[Source data]
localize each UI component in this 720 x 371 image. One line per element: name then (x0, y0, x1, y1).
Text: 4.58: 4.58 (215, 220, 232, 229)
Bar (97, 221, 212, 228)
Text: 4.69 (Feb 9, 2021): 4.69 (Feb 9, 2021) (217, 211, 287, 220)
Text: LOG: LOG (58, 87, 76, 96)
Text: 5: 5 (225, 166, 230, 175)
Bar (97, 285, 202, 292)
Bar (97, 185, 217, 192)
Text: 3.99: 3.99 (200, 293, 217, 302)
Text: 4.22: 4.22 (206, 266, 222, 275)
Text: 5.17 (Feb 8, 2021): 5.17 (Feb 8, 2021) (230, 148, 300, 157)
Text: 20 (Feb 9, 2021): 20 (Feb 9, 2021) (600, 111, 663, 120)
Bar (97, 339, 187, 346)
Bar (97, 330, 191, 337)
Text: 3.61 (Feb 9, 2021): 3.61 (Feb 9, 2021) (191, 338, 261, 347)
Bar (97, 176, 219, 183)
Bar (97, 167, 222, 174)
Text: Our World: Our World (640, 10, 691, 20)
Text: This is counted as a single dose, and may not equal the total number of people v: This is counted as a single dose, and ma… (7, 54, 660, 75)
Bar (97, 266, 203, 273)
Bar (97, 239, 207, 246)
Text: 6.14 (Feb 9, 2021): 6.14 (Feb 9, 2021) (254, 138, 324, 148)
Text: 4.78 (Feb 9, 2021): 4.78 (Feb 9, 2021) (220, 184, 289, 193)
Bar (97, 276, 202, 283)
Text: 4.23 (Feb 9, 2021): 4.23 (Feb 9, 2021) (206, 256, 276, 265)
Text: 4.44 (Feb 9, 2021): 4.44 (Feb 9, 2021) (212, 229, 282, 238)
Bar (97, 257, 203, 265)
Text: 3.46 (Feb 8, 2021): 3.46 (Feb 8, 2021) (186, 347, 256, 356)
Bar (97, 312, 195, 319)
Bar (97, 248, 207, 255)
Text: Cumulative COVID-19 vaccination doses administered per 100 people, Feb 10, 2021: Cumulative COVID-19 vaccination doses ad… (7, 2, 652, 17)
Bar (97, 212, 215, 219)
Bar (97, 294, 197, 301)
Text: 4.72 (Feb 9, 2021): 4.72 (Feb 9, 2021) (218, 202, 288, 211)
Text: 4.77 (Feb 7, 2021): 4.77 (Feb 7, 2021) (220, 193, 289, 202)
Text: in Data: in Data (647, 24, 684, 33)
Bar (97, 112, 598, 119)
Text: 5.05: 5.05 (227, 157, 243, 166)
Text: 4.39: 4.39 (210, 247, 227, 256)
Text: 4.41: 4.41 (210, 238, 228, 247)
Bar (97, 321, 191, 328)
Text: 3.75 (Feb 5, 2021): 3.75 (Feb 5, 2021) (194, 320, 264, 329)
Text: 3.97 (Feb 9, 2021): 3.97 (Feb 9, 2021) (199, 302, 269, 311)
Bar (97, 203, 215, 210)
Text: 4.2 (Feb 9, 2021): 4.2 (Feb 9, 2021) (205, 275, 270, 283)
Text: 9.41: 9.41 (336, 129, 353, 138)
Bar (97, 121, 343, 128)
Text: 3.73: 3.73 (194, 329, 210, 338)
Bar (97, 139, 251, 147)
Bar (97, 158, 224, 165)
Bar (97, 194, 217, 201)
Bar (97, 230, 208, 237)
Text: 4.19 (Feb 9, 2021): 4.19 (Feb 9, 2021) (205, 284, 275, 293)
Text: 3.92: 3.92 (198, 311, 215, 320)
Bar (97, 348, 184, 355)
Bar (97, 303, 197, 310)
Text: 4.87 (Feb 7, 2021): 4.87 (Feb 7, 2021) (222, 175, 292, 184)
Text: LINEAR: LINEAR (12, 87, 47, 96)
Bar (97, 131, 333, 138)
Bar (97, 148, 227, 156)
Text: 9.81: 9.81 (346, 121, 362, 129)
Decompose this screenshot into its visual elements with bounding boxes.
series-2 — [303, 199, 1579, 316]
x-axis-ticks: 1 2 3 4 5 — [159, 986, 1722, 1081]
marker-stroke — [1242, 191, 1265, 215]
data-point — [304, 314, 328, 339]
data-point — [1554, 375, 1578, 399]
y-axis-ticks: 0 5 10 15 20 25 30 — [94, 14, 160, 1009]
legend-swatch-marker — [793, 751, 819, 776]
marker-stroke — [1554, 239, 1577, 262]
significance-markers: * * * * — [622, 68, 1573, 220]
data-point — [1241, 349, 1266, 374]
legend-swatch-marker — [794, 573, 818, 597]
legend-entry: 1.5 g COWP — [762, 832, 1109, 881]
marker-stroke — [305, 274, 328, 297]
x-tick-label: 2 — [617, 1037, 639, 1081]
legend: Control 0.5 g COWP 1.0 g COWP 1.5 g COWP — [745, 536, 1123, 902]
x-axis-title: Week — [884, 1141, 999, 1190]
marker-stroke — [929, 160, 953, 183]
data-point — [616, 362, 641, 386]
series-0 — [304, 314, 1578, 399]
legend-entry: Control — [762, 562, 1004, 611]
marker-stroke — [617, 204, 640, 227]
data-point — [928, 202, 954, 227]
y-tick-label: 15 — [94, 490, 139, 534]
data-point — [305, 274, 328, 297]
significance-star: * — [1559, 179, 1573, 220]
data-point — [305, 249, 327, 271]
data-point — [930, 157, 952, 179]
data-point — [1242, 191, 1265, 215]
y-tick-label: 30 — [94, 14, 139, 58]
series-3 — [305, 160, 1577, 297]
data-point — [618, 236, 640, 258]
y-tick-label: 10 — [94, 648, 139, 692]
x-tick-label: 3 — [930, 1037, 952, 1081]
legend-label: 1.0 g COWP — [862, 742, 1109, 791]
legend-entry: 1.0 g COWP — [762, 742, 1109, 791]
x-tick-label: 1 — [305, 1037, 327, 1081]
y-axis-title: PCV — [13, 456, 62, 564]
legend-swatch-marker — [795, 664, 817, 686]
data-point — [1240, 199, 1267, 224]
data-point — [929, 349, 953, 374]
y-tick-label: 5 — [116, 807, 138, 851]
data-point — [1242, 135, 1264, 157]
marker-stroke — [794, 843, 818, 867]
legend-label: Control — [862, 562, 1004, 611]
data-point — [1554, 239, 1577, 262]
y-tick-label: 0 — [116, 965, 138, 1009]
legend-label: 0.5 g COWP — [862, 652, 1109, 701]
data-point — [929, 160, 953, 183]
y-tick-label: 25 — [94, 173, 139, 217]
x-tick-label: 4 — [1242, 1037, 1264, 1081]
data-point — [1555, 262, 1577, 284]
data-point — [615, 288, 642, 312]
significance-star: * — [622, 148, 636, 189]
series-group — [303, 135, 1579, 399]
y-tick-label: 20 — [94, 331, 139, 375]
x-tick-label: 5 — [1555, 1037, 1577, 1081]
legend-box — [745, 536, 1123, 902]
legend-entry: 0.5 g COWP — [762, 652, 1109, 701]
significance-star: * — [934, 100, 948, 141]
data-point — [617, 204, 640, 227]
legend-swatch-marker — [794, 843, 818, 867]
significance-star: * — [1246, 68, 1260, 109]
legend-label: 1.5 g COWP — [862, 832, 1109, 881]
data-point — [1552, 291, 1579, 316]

▸ TASK TO COMPLETE
Copy out the material above in full, swapping in "Rectangle" wherever "Bar" occurs and leaving the rest untouched.

▸ RESULT FOR THIS TASK
localize each UI component in this 720 x 371 image. One line per element: name then (x0, y0, x1, y1).
Text: 4.58: 4.58 (215, 220, 232, 229)
Rectangle (97, 221, 212, 228)
Text: 4.69 (Feb 9, 2021): 4.69 (Feb 9, 2021) (217, 211, 287, 220)
Text: LOG: LOG (58, 87, 76, 96)
Text: 5: 5 (225, 166, 230, 175)
Rectangle (97, 285, 202, 292)
Rectangle (97, 185, 217, 192)
Text: 3.99: 3.99 (200, 293, 217, 302)
Text: 4.22: 4.22 (206, 266, 222, 275)
Text: 5.17 (Feb 8, 2021): 5.17 (Feb 8, 2021) (230, 148, 300, 157)
Text: 20 (Feb 9, 2021): 20 (Feb 9, 2021) (600, 111, 663, 120)
Rectangle (97, 339, 187, 346)
Rectangle (97, 330, 191, 337)
Text: 3.61 (Feb 9, 2021): 3.61 (Feb 9, 2021) (191, 338, 261, 347)
Rectangle (97, 176, 219, 183)
Rectangle (97, 167, 222, 174)
Text: Our World: Our World (640, 10, 691, 20)
Text: This is counted as a single dose, and may not equal the total number of people v: This is counted as a single dose, and ma… (7, 54, 660, 75)
Rectangle (97, 266, 203, 273)
Rectangle (97, 239, 207, 246)
Text: 6.14 (Feb 9, 2021): 6.14 (Feb 9, 2021) (254, 138, 324, 148)
Text: 4.78 (Feb 9, 2021): 4.78 (Feb 9, 2021) (220, 184, 289, 193)
Rectangle (97, 276, 202, 283)
Text: 4.23 (Feb 9, 2021): 4.23 (Feb 9, 2021) (206, 256, 276, 265)
Text: 4.44 (Feb 9, 2021): 4.44 (Feb 9, 2021) (212, 229, 282, 238)
Rectangle (97, 257, 203, 265)
Text: 3.46 (Feb 8, 2021): 3.46 (Feb 8, 2021) (186, 347, 256, 356)
Rectangle (97, 312, 195, 319)
Rectangle (97, 248, 207, 255)
Text: Cumulative COVID-19 vaccination doses administered per 100 people, Feb 10, 2021: Cumulative COVID-19 vaccination doses ad… (7, 2, 652, 17)
Rectangle (97, 212, 215, 219)
Rectangle (97, 294, 197, 301)
Text: 4.72 (Feb 9, 2021): 4.72 (Feb 9, 2021) (218, 202, 288, 211)
Text: 4.77 (Feb 7, 2021): 4.77 (Feb 7, 2021) (220, 193, 289, 202)
Text: in Data: in Data (647, 24, 684, 33)
Rectangle (97, 112, 598, 119)
Text: 5.05: 5.05 (227, 157, 243, 166)
Text: 4.39: 4.39 (210, 247, 227, 256)
Text: 4.41: 4.41 (210, 238, 228, 247)
Rectangle (97, 321, 191, 328)
Text: 3.75 (Feb 5, 2021): 3.75 (Feb 5, 2021) (194, 320, 264, 329)
Text: 3.97 (Feb 9, 2021): 3.97 (Feb 9, 2021) (199, 302, 269, 311)
Rectangle (97, 203, 215, 210)
Text: 4.2 (Feb 9, 2021): 4.2 (Feb 9, 2021) (205, 275, 270, 283)
Text: 9.41: 9.41 (336, 129, 353, 138)
Rectangle (97, 121, 343, 128)
Text: 3.73: 3.73 (194, 329, 210, 338)
Rectangle (97, 139, 251, 147)
Rectangle (97, 158, 224, 165)
Rectangle (97, 194, 217, 201)
Rectangle (97, 230, 208, 237)
Text: 4.19 (Feb 9, 2021): 4.19 (Feb 9, 2021) (205, 284, 275, 293)
Text: 3.92: 3.92 (198, 311, 215, 320)
Rectangle (97, 348, 184, 355)
Rectangle (97, 303, 197, 310)
Text: 4.87 (Feb 7, 2021): 4.87 (Feb 7, 2021) (222, 175, 292, 184)
Text: LINEAR: LINEAR (12, 87, 47, 96)
Rectangle (97, 131, 333, 138)
Rectangle (97, 148, 227, 156)
Text: 9.81: 9.81 (346, 121, 362, 129)
Decompose this screenshot into its visual elements with bounding boxes.
series-2 — [303, 199, 1579, 316]
x-axis-ticks: 1 2 3 4 5 — [159, 986, 1722, 1081]
marker-stroke — [1242, 191, 1265, 215]
data-point — [304, 314, 328, 339]
data-point — [1554, 375, 1578, 399]
y-axis-ticks: 0 5 10 15 20 25 30 — [94, 14, 160, 1009]
legend-swatch-marker — [793, 751, 819, 776]
marker-stroke — [1554, 239, 1577, 262]
significance-markers: * * * * — [622, 68, 1573, 220]
data-point — [1241, 349, 1266, 374]
legend-swatch-marker — [794, 573, 818, 597]
legend-entry: 1.5 g COWP — [762, 832, 1109, 881]
marker-stroke — [305, 274, 328, 297]
x-tick-label: 2 — [617, 1037, 639, 1081]
legend: Control 0.5 g COWP 1.0 g COWP 1.5 g COWP — [745, 536, 1123, 902]
x-axis-title: Week — [884, 1141, 999, 1190]
marker-stroke — [929, 160, 953, 183]
data-point — [616, 362, 641, 386]
series-0 — [304, 314, 1578, 399]
legend-entry: Control — [762, 562, 1004, 611]
marker-stroke — [617, 204, 640, 227]
data-point — [928, 202, 954, 227]
y-tick-label: 15 — [94, 490, 139, 534]
data-point — [305, 274, 328, 297]
significance-star: * — [1559, 179, 1573, 220]
data-point — [305, 249, 327, 271]
data-point — [930, 157, 952, 179]
data-point — [1242, 191, 1265, 215]
y-tick-label: 30 — [94, 14, 139, 58]
series-3 — [305, 160, 1577, 297]
data-point — [618, 236, 640, 258]
y-tick-label: 10 — [94, 648, 139, 692]
x-tick-label: 3 — [930, 1037, 952, 1081]
legend-label: 1.0 g COWP — [862, 742, 1109, 791]
legend-entry: 1.0 g COWP — [762, 742, 1109, 791]
x-tick-label: 1 — [305, 1037, 327, 1081]
y-axis-title: PCV — [13, 456, 62, 564]
legend-swatch-marker — [795, 664, 817, 686]
data-point — [1240, 199, 1267, 224]
data-point — [929, 349, 953, 374]
y-tick-label: 5 — [116, 807, 138, 851]
data-point — [1242, 135, 1264, 157]
marker-stroke — [794, 843, 818, 867]
legend-label: Control — [862, 562, 1004, 611]
data-point — [1554, 239, 1577, 262]
y-tick-label: 0 — [116, 965, 138, 1009]
legend-label: 0.5 g COWP — [862, 652, 1109, 701]
data-point — [929, 160, 953, 183]
y-tick-label: 25 — [94, 173, 139, 217]
x-tick-label: 4 — [1242, 1037, 1264, 1081]
data-point — [1555, 262, 1577, 284]
data-point — [615, 288, 642, 312]
significance-star: * — [622, 148, 636, 189]
series-group — [303, 135, 1579, 399]
y-tick-label: 20 — [94, 331, 139, 375]
x-tick-label: 5 — [1555, 1037, 1577, 1081]
legend-box — [745, 536, 1123, 902]
legend-entry: 0.5 g COWP — [762, 652, 1109, 701]
significance-star: * — [934, 100, 948, 141]
data-point — [617, 204, 640, 227]
legend-swatch-marker — [794, 843, 818, 867]
significance-star: * — [1246, 68, 1260, 109]
legend-label: 1.5 g COWP — [862, 832, 1109, 881]
data-point — [1552, 291, 1579, 316]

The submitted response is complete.